◆ **Task directions**:
Scan the entries and tally the lines that include the string "kompletności". Reply with the figure alone.

>> begin Data supplied

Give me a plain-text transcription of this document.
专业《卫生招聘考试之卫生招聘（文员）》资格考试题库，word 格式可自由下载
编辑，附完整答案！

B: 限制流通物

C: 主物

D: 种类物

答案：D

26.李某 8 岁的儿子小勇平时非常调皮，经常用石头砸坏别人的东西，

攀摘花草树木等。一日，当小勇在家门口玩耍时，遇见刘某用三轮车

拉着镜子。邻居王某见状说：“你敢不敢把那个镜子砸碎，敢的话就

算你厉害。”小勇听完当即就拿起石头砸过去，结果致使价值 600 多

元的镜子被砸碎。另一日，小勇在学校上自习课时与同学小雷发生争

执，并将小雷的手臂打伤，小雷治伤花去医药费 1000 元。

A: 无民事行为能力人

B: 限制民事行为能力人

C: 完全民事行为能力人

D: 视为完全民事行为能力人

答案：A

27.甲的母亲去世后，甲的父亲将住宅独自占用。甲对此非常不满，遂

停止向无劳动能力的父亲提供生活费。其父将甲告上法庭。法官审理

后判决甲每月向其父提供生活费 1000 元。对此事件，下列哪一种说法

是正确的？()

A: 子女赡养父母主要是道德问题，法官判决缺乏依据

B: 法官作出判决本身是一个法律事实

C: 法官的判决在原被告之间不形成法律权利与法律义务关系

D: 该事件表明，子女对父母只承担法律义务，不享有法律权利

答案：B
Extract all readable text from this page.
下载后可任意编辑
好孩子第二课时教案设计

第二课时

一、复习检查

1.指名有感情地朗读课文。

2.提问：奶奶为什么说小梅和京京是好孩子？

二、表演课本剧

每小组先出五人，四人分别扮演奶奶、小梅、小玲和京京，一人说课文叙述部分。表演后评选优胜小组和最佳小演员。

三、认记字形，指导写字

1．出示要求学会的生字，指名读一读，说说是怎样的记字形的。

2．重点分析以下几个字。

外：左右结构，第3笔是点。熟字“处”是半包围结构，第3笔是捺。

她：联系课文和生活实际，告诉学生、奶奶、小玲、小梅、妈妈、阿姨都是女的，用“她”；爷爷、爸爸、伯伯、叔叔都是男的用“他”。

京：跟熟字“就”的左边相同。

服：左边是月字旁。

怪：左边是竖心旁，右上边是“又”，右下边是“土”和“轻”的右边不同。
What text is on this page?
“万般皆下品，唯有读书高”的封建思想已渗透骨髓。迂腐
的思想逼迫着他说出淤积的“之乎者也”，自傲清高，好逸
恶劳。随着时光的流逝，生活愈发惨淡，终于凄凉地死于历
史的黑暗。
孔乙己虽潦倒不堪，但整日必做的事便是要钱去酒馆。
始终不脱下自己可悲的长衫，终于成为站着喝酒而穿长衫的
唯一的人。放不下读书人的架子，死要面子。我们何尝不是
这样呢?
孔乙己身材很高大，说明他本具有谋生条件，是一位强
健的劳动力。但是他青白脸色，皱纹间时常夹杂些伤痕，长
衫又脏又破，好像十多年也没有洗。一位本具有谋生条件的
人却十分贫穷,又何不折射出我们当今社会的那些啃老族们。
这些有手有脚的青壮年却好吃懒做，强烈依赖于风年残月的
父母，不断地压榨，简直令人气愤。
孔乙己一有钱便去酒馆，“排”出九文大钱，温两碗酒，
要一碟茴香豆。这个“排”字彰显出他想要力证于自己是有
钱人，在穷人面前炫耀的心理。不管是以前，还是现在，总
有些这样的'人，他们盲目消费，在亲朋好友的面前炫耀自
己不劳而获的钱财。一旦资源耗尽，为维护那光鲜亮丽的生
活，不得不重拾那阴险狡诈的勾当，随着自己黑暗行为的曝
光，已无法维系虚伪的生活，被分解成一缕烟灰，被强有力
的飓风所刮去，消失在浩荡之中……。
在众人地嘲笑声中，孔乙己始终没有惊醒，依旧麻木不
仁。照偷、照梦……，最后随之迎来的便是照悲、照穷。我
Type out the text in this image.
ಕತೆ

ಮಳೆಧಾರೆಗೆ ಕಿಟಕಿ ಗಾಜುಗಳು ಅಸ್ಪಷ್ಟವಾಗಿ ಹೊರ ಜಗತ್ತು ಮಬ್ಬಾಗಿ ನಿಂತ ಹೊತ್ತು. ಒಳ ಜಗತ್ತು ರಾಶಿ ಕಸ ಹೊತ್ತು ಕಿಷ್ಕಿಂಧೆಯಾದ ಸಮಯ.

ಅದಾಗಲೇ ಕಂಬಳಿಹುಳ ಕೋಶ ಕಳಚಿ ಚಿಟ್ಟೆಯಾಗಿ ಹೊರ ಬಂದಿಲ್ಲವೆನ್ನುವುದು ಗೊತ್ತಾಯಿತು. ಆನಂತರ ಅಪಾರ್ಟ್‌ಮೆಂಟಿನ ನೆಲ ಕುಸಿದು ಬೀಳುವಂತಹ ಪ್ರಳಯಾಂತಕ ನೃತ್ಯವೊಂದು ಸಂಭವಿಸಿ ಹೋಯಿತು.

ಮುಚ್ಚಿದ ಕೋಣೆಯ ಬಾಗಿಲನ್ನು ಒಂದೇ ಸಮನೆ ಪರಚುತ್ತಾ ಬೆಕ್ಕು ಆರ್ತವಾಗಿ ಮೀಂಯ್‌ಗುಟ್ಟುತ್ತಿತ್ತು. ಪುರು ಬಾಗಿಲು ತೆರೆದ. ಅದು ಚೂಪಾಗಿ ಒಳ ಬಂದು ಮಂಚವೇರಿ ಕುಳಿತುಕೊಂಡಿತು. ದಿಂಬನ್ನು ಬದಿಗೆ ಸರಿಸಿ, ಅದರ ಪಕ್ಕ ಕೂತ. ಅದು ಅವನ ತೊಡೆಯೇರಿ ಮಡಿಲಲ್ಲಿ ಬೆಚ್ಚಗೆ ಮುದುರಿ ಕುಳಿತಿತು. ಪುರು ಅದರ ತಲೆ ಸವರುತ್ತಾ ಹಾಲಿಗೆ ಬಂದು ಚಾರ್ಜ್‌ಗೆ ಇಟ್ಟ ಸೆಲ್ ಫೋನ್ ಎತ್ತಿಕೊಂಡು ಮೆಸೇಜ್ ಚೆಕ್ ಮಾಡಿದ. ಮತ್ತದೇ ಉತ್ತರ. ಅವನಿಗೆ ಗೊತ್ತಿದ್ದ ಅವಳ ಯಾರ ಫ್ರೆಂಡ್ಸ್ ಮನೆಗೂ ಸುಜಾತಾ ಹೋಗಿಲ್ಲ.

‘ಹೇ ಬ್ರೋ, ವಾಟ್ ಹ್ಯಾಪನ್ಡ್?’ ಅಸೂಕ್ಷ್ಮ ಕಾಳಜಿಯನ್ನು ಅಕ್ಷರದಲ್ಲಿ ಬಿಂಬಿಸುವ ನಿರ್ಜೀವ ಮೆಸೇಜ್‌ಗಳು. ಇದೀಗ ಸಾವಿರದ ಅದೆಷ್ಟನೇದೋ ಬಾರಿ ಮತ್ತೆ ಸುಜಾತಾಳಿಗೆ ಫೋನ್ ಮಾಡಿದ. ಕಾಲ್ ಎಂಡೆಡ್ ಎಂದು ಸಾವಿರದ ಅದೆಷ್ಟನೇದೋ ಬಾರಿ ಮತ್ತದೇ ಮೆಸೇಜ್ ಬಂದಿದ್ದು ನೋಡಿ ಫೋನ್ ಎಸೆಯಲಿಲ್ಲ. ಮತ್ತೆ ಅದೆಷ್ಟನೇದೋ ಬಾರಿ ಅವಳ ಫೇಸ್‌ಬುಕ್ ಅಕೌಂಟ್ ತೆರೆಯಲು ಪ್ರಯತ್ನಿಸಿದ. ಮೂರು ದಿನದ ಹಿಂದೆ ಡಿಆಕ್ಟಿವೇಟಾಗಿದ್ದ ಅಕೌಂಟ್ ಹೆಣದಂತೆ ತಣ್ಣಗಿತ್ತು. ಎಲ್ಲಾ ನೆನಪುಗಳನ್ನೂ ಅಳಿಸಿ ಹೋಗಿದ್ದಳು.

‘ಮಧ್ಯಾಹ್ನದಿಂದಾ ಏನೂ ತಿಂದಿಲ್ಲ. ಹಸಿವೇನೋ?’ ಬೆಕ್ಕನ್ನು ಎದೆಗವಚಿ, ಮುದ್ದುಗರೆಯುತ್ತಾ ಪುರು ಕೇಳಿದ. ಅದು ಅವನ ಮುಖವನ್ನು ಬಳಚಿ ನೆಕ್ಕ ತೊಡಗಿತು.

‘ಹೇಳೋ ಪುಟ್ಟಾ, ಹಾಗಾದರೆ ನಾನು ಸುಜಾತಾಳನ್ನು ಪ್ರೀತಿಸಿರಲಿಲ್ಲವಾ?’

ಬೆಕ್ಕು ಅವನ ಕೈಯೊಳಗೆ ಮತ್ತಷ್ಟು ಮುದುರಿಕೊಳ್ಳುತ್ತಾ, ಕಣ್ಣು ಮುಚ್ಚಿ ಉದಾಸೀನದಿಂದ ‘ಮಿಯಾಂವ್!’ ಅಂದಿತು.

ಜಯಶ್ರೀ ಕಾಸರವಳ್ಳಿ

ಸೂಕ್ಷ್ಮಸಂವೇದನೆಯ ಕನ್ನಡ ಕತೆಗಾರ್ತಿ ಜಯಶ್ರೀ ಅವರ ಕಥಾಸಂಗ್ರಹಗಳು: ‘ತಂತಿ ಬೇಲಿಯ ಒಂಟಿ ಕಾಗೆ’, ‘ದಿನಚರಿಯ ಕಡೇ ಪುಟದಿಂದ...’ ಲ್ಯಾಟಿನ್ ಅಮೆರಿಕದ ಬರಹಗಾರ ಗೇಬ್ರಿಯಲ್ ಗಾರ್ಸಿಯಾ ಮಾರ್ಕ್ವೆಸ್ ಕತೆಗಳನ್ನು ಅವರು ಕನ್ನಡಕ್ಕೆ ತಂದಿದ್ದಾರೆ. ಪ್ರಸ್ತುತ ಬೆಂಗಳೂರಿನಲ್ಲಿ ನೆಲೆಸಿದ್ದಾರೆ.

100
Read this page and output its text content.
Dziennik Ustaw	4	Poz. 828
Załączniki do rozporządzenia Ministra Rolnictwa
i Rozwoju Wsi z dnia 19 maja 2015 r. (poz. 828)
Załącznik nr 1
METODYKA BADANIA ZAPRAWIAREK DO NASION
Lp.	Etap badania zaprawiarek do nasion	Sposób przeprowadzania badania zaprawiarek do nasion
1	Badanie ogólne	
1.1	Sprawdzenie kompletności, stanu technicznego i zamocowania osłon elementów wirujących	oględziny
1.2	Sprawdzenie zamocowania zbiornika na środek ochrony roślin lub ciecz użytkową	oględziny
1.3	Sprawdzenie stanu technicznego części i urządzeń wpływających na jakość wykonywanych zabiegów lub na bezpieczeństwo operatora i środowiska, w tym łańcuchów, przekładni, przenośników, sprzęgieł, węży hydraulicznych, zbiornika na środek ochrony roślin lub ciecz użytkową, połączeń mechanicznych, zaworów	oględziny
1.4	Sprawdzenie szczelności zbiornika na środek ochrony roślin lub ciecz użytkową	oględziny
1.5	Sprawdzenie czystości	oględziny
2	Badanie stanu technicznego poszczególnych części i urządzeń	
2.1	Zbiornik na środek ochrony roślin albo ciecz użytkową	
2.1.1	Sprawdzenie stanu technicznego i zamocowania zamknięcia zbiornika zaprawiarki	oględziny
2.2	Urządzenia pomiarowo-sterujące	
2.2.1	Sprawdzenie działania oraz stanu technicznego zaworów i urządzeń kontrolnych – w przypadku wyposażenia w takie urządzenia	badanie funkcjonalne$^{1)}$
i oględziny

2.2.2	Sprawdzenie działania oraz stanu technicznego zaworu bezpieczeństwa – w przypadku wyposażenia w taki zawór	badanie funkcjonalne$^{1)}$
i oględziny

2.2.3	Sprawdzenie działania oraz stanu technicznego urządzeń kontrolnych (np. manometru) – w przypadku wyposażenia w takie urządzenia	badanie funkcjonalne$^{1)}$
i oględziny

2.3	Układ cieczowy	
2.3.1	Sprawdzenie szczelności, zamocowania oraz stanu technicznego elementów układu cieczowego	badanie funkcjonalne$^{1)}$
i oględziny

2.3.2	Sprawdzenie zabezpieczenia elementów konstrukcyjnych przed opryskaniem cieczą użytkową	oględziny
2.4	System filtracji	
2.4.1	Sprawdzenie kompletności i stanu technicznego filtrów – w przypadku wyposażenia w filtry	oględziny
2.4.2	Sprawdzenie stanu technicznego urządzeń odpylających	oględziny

>> end Data supplied

◆ **Answer**:
2